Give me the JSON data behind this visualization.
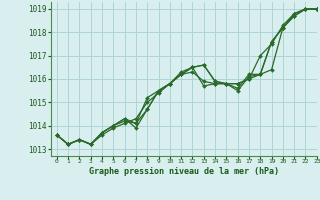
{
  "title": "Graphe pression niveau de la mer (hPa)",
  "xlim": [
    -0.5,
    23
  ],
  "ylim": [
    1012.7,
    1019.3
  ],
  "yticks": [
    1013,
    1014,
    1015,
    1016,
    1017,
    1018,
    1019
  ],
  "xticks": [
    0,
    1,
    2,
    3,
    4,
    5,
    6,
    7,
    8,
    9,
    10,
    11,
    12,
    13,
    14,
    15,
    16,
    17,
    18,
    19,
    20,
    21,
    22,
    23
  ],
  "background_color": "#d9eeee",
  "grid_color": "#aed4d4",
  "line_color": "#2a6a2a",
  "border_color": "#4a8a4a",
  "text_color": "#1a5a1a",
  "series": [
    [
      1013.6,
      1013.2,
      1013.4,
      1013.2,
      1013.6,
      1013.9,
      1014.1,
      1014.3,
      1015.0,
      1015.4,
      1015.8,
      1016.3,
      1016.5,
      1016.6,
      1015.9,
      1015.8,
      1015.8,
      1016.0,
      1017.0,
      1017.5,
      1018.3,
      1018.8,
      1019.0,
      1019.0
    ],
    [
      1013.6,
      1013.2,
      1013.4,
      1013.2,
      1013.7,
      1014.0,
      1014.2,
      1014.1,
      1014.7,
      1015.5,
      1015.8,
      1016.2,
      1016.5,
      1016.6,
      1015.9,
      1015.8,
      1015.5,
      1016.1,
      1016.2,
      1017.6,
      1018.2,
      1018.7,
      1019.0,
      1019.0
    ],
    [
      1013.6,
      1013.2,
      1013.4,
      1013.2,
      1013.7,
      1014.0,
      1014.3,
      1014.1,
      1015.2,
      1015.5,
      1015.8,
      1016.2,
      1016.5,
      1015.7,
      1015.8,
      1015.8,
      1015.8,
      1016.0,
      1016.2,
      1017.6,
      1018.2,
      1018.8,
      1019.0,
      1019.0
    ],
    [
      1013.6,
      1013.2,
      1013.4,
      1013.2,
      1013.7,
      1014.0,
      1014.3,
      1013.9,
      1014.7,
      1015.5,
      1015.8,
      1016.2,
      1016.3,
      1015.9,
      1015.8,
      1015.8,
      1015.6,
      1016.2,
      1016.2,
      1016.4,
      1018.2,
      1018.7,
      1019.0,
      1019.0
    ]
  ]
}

• **REQUIREMENT**
All the lines above are to be given again exactly as they read, with the pictures removed.

• **EXERCISE ANSWER**
Give me the JSON data behind this visualization.
{
  "title": "Graphe pression niveau de la mer (hPa)",
  "xlim": [
    -0.5,
    23
  ],
  "ylim": [
    1012.7,
    1019.3
  ],
  "yticks": [
    1013,
    1014,
    1015,
    1016,
    1017,
    1018,
    1019
  ],
  "xticks": [
    0,
    1,
    2,
    3,
    4,
    5,
    6,
    7,
    8,
    9,
    10,
    11,
    12,
    13,
    14,
    15,
    16,
    17,
    18,
    19,
    20,
    21,
    22,
    23
  ],
  "background_color": "#d9eeee",
  "grid_color": "#aed4d4",
  "line_color": "#2a6a2a",
  "border_color": "#4a8a4a",
  "text_color": "#1a5a1a",
  "series": [
    [
      1013.6,
      1013.2,
      1013.4,
      1013.2,
      1013.6,
      1013.9,
      1014.1,
      1014.3,
      1015.0,
      1015.4,
      1015.8,
      1016.3,
      1016.5,
      1016.6,
      1015.9,
      1015.8,
      1015.8,
      1016.0,
      1017.0,
      1017.5,
      1018.3,
      1018.8,
      1019.0,
      1019.0
    ],
    [
      1013.6,
      1013.2,
      1013.4,
      1013.2,
      1013.7,
      1014.0,
      1014.2,
      1014.1,
      1014.7,
      1015.5,
      1015.8,
      1016.2,
      1016.5,
      1016.6,
      1015.9,
      1015.8,
      1015.5,
      1016.1,
      1016.2,
      1017.6,
      1018.2,
      1018.7,
      1019.0,
      1019.0
    ],
    [
      1013.6,
      1013.2,
      1013.4,
      1013.2,
      1013.7,
      1014.0,
      1014.3,
      1014.1,
      1015.2,
      1015.5,
      1015.8,
      1016.2,
      1016.5,
      1015.7,
      1015.8,
      1015.8,
      1015.8,
      1016.0,
      1016.2,
      1017.6,
      1018.2,
      1018.8,
      1019.0,
      1019.0
    ],
    [
      1013.6,
      1013.2,
      1013.4,
      1013.2,
      1013.7,
      1014.0,
      1014.3,
      1013.9,
      1014.7,
      1015.5,
      1015.8,
      1016.2,
      1016.3,
      1015.9,
      1015.8,
      1015.8,
      1015.6,
      1016.2,
      1016.2,
      1016.4,
      1018.2,
      1018.7,
      1019.0,
      1019.0
    ]
  ]
}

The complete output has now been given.